**Recorded information**

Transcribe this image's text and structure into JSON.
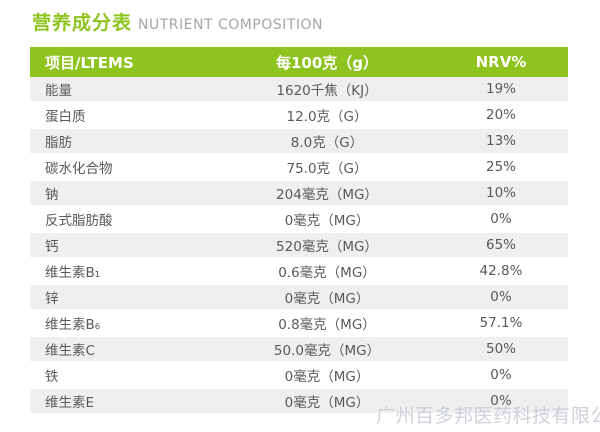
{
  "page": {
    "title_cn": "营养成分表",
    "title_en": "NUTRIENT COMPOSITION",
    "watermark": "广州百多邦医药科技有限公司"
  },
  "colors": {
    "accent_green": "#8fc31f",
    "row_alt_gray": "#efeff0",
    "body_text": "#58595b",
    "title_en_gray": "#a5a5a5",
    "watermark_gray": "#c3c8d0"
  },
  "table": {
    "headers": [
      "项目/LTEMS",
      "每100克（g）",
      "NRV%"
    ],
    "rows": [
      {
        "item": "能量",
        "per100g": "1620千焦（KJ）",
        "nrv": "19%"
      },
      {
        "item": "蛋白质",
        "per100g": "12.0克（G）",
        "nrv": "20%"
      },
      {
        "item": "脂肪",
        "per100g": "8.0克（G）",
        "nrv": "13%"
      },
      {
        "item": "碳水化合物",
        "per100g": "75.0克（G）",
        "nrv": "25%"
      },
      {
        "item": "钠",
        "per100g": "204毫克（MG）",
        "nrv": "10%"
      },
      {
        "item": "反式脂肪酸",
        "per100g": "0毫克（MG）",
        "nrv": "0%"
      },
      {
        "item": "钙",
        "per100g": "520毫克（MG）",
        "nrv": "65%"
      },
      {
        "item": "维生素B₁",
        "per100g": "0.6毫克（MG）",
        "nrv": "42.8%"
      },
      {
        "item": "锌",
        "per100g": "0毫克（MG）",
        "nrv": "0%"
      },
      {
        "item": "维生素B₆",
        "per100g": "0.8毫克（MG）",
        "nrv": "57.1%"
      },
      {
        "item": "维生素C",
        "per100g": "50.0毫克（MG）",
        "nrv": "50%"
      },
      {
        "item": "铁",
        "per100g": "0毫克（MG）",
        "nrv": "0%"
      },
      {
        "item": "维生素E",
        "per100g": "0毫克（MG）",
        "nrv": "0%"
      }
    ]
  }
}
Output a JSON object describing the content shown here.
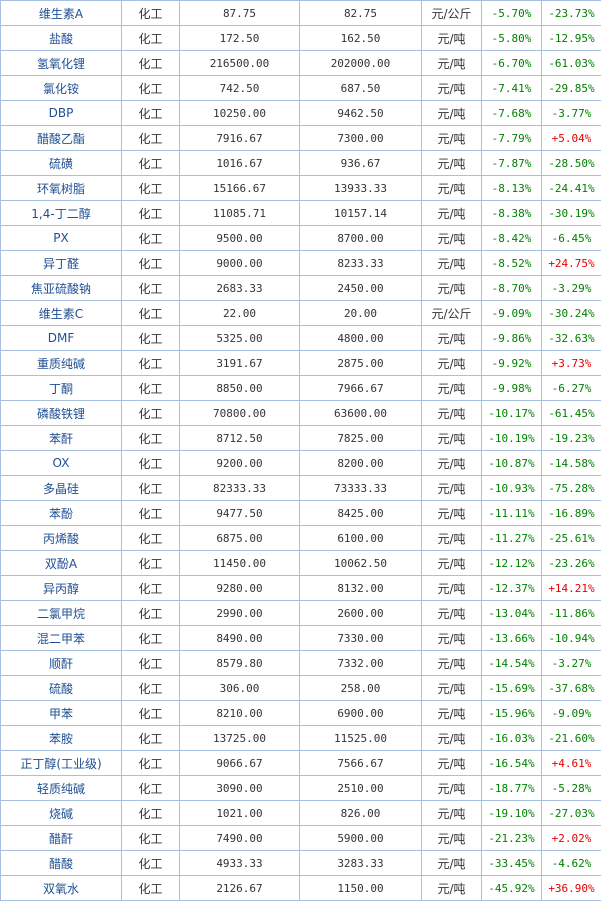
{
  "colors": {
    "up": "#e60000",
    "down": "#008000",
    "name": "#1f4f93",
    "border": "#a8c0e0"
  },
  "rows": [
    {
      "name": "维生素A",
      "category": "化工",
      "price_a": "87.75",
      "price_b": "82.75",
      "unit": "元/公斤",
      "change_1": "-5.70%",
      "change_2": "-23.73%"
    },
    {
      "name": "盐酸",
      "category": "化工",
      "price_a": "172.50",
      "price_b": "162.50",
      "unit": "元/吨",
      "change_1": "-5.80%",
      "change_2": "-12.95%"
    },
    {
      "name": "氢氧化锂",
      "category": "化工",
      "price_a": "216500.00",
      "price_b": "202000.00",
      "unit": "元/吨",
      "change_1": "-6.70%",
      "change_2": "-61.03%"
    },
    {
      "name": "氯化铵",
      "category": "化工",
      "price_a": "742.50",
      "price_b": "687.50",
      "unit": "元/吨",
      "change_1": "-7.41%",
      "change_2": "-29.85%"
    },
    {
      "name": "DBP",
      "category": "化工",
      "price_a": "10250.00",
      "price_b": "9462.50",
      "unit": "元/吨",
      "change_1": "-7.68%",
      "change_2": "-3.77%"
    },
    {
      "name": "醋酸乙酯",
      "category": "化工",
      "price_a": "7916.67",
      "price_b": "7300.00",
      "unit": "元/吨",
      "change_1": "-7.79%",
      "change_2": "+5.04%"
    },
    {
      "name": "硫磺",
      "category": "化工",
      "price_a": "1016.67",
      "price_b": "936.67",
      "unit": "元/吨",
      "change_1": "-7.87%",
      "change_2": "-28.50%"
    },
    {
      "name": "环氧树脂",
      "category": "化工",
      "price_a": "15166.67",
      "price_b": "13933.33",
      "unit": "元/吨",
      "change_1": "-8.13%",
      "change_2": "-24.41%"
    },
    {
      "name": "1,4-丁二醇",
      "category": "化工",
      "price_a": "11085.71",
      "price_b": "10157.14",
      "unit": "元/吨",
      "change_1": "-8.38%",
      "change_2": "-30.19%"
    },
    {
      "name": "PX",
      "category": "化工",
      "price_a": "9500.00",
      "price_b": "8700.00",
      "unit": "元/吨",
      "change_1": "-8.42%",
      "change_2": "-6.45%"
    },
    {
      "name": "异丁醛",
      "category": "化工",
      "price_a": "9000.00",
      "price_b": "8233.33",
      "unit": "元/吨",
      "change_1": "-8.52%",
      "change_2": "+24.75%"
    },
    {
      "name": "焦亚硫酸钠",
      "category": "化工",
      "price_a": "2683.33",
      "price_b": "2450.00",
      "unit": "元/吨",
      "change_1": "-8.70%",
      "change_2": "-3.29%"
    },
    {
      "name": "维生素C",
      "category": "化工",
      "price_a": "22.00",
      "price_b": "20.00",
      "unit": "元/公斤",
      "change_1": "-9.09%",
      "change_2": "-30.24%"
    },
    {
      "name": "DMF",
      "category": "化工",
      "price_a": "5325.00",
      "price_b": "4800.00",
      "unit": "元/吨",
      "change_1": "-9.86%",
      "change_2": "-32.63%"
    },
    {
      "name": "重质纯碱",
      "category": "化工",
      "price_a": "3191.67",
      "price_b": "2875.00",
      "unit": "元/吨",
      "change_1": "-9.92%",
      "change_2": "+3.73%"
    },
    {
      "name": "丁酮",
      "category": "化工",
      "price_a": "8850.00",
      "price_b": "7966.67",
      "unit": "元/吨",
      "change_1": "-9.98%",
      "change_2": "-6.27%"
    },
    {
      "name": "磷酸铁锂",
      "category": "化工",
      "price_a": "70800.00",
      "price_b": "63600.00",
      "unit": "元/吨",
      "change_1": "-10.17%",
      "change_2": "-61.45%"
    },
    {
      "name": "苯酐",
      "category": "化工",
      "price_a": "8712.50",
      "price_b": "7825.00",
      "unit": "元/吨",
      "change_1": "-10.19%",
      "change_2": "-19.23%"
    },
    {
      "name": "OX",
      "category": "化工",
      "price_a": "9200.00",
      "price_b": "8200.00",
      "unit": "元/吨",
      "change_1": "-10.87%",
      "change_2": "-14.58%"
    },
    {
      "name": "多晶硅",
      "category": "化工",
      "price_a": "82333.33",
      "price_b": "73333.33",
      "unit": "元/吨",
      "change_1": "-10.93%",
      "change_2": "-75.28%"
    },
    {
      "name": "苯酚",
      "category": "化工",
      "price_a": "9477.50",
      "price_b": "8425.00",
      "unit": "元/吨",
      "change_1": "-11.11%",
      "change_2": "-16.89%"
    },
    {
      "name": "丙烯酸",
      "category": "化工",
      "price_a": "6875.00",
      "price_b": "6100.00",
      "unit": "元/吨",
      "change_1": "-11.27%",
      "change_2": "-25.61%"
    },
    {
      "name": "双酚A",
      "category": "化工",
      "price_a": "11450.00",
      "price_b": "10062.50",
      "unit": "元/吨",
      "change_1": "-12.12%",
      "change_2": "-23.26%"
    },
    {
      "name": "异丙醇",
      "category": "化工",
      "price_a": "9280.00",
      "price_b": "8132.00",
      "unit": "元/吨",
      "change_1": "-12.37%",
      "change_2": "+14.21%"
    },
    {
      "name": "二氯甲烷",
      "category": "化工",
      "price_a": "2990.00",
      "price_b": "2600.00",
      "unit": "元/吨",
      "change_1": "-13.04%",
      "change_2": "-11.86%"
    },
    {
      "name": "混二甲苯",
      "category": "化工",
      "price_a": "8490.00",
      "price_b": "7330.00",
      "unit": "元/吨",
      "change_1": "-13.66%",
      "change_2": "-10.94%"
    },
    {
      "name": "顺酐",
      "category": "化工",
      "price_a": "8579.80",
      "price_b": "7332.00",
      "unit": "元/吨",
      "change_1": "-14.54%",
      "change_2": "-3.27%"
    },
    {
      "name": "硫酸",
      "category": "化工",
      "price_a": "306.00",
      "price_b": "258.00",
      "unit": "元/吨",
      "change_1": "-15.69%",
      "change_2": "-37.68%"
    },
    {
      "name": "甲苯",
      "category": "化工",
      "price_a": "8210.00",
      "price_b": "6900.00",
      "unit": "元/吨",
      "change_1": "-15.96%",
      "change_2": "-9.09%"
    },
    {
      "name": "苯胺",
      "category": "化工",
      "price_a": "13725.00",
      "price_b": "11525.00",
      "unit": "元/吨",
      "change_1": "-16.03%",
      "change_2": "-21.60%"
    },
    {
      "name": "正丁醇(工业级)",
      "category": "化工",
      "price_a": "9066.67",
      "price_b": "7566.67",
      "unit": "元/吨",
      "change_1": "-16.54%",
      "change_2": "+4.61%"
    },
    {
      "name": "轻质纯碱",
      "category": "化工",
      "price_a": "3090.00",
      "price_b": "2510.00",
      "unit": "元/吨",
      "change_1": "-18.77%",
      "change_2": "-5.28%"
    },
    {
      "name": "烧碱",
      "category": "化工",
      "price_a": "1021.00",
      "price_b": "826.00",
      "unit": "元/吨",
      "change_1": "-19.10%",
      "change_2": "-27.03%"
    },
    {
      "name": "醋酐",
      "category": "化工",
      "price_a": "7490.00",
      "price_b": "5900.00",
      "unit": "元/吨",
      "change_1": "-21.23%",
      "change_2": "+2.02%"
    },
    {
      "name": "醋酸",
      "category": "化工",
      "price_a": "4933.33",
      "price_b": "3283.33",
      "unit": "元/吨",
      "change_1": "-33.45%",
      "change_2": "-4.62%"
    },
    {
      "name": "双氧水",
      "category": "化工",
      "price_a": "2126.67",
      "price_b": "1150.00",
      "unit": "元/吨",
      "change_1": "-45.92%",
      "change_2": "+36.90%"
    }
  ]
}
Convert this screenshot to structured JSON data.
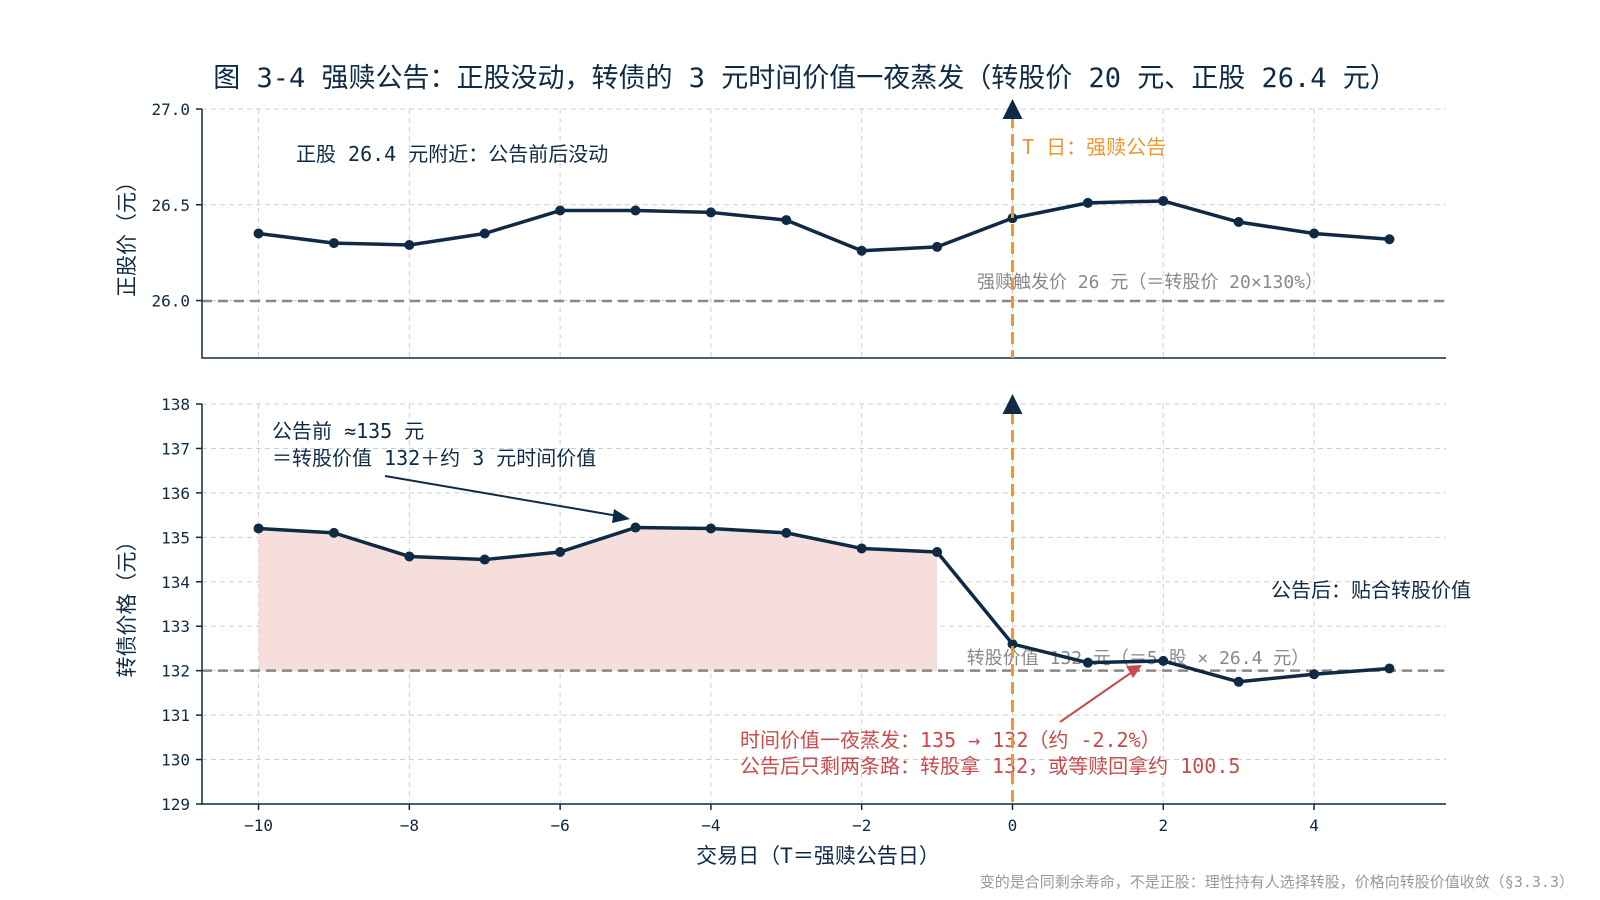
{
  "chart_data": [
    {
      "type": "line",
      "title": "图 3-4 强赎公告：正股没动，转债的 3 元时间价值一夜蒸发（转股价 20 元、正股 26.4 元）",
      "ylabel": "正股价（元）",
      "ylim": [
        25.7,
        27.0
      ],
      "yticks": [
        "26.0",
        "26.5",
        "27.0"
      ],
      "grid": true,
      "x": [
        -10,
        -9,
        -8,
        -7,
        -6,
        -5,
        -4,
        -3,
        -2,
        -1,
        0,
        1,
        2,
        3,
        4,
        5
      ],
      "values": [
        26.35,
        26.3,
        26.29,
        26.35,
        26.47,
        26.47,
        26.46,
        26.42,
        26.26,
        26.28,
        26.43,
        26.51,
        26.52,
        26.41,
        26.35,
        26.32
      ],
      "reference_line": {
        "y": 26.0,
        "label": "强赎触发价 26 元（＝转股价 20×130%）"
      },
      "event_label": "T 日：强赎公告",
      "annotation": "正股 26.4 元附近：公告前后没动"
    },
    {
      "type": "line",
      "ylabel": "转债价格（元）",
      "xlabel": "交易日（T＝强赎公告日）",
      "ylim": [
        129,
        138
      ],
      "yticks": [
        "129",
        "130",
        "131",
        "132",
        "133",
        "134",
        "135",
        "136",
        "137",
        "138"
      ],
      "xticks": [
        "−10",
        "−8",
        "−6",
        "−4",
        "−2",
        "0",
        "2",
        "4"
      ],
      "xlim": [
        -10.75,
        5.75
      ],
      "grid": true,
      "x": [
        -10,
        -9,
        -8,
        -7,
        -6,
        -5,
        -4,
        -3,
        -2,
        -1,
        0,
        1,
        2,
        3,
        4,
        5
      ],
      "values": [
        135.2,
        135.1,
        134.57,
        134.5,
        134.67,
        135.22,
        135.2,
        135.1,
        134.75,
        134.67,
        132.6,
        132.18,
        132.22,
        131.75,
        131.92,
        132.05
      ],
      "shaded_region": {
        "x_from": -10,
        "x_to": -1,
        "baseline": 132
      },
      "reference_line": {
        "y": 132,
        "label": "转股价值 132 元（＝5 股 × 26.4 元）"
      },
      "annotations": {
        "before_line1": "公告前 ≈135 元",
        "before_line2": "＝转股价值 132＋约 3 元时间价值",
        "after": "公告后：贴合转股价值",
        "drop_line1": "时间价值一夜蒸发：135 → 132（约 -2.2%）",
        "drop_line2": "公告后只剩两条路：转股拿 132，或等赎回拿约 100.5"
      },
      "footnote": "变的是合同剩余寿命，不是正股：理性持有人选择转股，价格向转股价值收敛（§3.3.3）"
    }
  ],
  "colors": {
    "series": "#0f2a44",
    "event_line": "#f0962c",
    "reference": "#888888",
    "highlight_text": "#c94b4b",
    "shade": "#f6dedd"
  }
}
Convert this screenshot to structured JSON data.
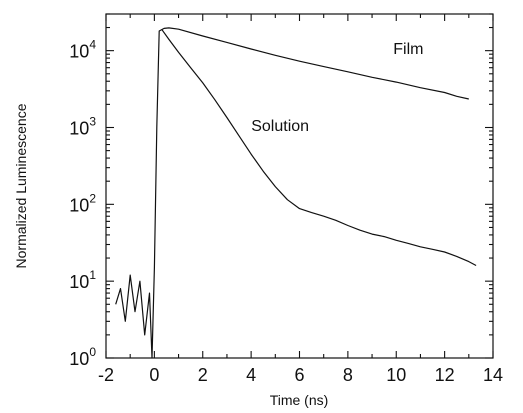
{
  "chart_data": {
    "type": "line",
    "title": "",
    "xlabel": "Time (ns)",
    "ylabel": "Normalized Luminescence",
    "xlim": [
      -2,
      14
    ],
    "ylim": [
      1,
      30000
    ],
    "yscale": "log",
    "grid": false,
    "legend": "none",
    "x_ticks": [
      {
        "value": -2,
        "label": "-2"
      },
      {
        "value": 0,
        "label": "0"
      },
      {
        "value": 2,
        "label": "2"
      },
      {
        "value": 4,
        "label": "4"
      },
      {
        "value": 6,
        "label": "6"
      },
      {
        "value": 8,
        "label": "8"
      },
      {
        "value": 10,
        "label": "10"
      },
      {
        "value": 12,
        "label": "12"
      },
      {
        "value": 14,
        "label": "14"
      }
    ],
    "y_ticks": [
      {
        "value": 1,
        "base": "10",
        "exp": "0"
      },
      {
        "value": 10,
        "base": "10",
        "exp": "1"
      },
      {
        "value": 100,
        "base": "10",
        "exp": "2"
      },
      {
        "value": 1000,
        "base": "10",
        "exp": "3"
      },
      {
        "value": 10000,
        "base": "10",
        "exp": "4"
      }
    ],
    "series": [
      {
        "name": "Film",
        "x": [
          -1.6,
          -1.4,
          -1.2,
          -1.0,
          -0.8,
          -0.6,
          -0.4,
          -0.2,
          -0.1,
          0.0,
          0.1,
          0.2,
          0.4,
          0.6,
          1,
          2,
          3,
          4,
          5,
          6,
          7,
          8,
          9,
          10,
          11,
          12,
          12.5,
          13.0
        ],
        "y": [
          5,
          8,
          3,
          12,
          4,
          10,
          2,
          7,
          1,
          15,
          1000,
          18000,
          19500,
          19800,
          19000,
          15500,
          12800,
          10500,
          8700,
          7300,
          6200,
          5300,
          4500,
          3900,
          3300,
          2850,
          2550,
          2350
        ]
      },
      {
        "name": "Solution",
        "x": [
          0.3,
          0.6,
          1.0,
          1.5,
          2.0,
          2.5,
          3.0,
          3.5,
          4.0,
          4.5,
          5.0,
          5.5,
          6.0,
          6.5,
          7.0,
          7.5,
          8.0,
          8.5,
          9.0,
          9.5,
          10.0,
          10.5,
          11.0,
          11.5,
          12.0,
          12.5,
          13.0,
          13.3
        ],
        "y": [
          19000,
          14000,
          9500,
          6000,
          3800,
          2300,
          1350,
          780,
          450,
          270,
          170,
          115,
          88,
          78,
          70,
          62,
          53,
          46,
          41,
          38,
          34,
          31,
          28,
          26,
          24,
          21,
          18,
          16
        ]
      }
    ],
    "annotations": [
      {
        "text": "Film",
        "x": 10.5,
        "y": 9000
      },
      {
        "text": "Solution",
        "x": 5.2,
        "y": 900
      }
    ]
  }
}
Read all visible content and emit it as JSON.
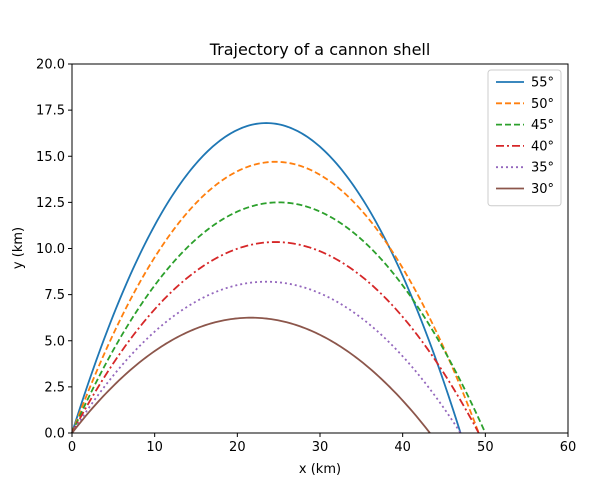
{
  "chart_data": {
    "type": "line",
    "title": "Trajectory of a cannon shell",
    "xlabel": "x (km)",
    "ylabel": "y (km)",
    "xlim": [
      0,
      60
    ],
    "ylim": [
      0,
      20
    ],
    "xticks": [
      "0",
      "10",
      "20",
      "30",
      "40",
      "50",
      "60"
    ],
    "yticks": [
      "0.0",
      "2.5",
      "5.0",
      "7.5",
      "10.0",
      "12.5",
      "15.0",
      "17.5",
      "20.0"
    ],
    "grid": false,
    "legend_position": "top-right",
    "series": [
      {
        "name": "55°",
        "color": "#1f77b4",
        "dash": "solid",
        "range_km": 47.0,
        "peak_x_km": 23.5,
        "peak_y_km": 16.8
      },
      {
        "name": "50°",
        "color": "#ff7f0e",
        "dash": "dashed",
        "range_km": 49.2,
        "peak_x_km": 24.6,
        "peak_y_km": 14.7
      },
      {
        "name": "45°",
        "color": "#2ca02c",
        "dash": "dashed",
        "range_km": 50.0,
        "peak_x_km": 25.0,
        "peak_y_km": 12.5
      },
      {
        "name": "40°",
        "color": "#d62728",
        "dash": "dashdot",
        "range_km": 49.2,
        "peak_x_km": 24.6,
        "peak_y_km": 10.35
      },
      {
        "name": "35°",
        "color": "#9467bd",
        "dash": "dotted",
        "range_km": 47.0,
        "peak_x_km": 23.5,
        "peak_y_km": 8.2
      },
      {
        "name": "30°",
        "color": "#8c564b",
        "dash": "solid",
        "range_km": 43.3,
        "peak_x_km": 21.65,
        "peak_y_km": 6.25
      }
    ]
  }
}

**What to produce**
Find the lines holding "JSON" and list every one.

**Final answer**
Transcribe this image's text and structure into JSON.
Output a JSON object describing the content shown here.
Convert this screenshot to structured JSON data.
Convert this screenshot to structured JSON data.
Read all visible content and emit it as JSON.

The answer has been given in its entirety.